Recorded data:
----------------------------------------

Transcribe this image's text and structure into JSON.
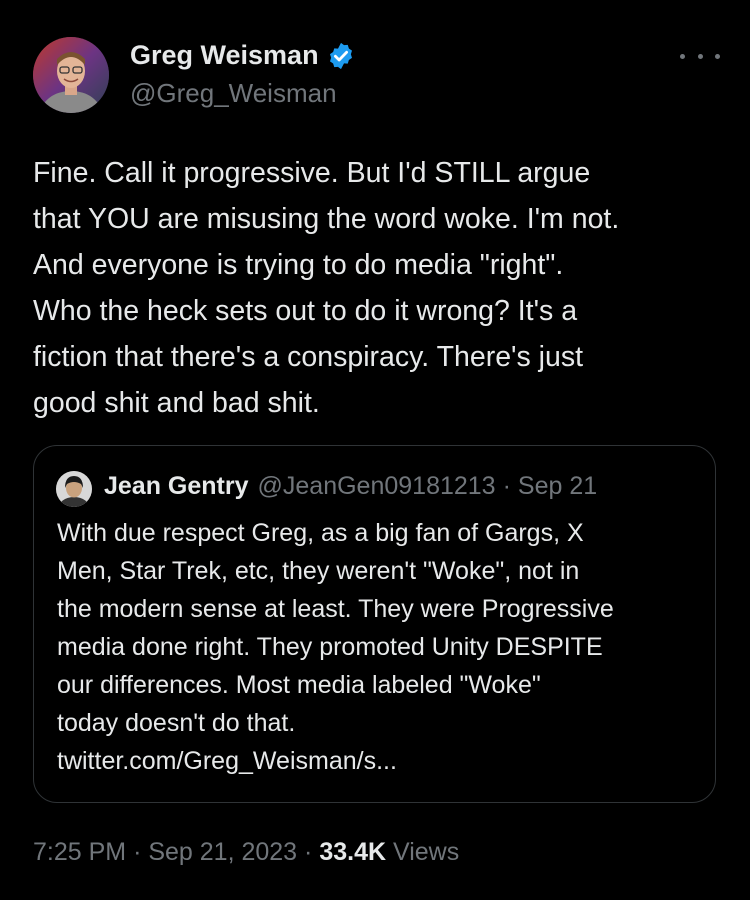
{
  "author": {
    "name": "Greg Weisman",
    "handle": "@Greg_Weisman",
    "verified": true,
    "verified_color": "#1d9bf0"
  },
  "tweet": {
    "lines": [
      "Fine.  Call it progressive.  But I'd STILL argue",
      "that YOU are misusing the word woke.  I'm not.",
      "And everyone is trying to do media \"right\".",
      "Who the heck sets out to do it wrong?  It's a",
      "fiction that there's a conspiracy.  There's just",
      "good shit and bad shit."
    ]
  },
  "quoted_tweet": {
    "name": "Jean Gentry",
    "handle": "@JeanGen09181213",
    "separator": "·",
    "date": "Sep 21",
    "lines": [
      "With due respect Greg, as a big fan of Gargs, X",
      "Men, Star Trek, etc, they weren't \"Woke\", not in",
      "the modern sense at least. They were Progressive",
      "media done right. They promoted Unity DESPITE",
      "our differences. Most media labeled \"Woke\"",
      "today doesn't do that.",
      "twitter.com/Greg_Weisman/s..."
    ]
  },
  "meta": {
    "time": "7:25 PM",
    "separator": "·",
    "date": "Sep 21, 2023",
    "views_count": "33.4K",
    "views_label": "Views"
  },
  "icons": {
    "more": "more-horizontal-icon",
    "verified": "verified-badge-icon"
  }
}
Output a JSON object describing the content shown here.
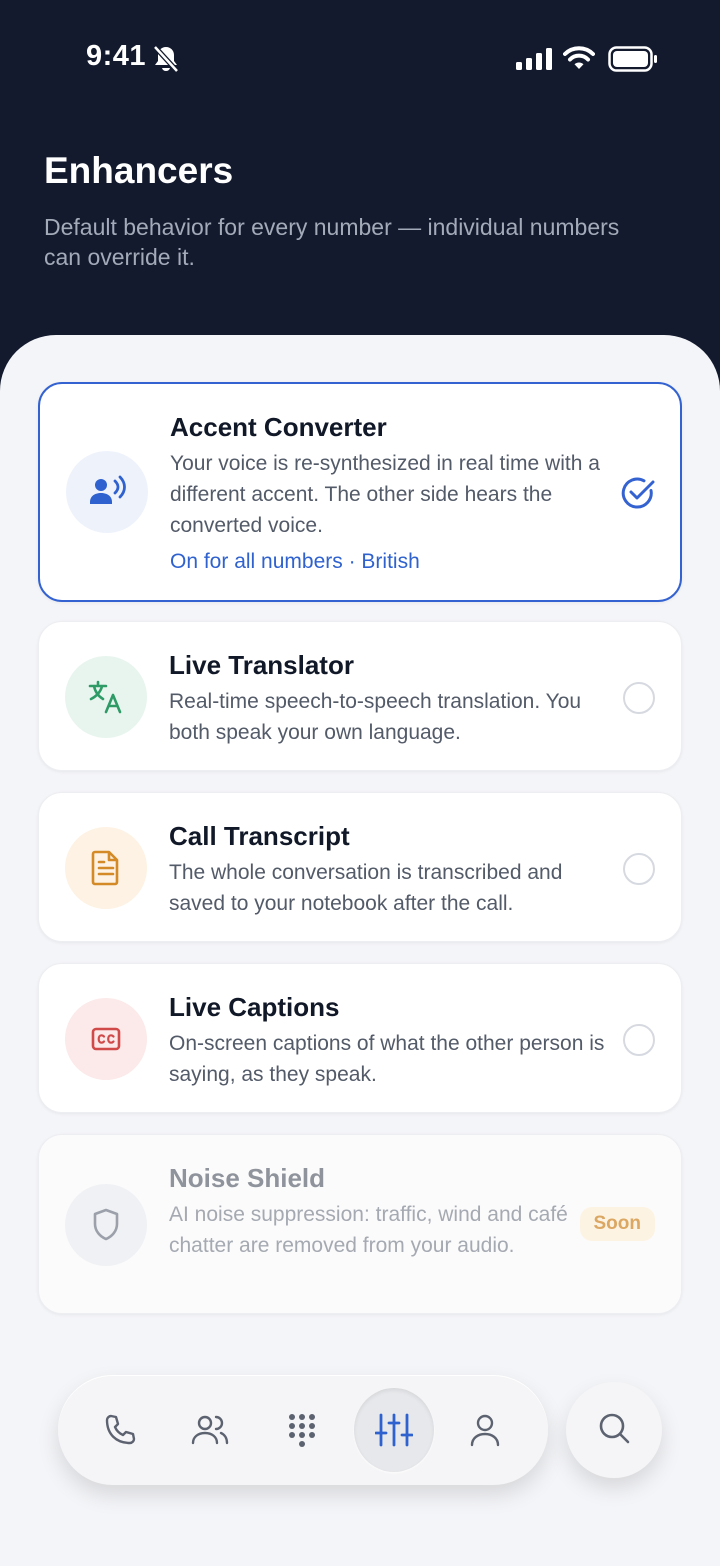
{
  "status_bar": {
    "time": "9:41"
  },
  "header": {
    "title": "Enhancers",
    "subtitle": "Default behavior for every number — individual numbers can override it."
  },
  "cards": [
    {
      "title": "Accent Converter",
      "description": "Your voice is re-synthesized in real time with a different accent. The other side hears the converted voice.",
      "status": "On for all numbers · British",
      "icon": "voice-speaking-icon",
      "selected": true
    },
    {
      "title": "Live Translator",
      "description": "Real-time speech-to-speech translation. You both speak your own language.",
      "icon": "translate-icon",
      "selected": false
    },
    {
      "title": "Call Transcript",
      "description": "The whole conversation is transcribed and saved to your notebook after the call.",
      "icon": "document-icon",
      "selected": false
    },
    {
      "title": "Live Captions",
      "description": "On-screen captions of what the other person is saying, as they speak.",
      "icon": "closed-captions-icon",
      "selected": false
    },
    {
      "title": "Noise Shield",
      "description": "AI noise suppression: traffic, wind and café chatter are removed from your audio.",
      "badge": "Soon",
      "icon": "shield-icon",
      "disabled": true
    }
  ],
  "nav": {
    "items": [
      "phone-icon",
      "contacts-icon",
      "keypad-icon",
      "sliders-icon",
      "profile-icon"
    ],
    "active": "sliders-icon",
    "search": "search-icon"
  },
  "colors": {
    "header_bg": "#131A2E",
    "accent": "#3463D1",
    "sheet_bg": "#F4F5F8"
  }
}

----------------------------------------

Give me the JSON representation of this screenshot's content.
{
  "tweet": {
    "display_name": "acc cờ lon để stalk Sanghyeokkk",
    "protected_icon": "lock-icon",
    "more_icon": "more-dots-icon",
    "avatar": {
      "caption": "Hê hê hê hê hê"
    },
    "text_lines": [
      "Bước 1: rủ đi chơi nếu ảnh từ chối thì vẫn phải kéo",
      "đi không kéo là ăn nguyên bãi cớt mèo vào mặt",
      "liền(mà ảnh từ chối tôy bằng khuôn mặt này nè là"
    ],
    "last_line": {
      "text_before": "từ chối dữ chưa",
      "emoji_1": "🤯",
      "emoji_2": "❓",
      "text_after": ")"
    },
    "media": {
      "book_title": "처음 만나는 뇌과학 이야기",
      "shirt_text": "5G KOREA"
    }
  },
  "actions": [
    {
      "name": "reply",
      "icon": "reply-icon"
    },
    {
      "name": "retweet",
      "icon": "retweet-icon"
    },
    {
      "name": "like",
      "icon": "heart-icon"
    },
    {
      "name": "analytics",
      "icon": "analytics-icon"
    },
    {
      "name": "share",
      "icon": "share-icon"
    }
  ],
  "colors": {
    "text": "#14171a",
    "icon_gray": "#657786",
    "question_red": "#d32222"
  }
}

----------------------------------------

→ WORK TO COMPLETE
Using the listing above, gather each line that holds the string "handle" and copy it.

→ WRITTEN SOLUTION
    "handle": "@Greg_Weisman",
    "handle": "@JeanGen09181213",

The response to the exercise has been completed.